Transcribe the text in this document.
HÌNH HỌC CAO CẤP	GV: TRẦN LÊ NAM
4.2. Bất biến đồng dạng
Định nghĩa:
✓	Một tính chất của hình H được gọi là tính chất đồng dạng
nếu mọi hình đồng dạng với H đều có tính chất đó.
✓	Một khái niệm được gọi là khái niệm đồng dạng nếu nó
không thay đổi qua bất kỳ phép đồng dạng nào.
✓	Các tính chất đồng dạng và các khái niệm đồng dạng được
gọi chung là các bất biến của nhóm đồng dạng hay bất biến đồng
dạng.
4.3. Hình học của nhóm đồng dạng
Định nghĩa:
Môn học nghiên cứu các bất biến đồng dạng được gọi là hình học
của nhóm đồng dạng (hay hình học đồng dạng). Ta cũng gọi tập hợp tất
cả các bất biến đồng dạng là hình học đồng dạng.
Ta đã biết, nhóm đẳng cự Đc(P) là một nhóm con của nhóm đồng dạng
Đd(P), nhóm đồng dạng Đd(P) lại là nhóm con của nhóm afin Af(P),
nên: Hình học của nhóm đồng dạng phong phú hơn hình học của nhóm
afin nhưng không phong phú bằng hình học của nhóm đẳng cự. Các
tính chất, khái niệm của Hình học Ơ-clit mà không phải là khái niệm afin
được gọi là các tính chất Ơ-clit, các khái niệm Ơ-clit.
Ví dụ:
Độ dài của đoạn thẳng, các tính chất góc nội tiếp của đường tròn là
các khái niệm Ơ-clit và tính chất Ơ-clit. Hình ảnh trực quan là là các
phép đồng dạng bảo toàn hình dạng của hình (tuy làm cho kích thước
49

Problem description:
Extract the data exactly as given.

Solution:
Transcribe the text in this document.
HÌNH HỌC CAO CẤP	GV: TRẦN LÊ NAM
4.2. Bất biến đồng dạng
Định nghĩa:
✓	Một tính chất của hình H được gọi là tính chất đồng dạng
nếu mọi hình đồng dạng với H đều có tính chất đó.
✓	Một khái niệm được gọi là khái niệm đồng dạng nếu nó
không thay đổi qua bất kỳ phép đồng dạng nào.
✓	Các tính chất đồng dạng và các khái niệm đồng dạng được
gọi chung là các bất biến của nhóm đồng dạng hay bất biến đồng
dạng.
4.3. Hình học của nhóm đồng dạng
Định nghĩa:
Môn học nghiên cứu các bất biến đồng dạng được gọi là hình học
của nhóm đồng dạng (hay hình học đồng dạng). Ta cũng gọi tập hợp tất
cả các bất biến đồng dạng là hình học đồng dạng.
Ta đã biết, nhóm đẳng cự Đc(P) là một nhóm con của nhóm đồng dạng
Đd(P), nhóm đồng dạng Đd(P) lại là nhóm con của nhóm afin Af(P),
nên: Hình học của nhóm đồng dạng phong phú hơn hình học của nhóm
afin nhưng không phong phú bằng hình học của nhóm đẳng cự. Các
tính chất, khái niệm của Hình học Ơ-clit mà không phải là khái niệm afin
được gọi là các tính chất Ơ-clit, các khái niệm Ơ-clit.
Ví dụ:
Độ dài của đoạn thẳng, các tính chất góc nội tiếp của đường tròn là
các khái niệm Ơ-clit và tính chất Ơ-clit. Hình ảnh trực quan là là các
phép đồng dạng bảo toàn hình dạng của hình (tuy làm cho kích thước
49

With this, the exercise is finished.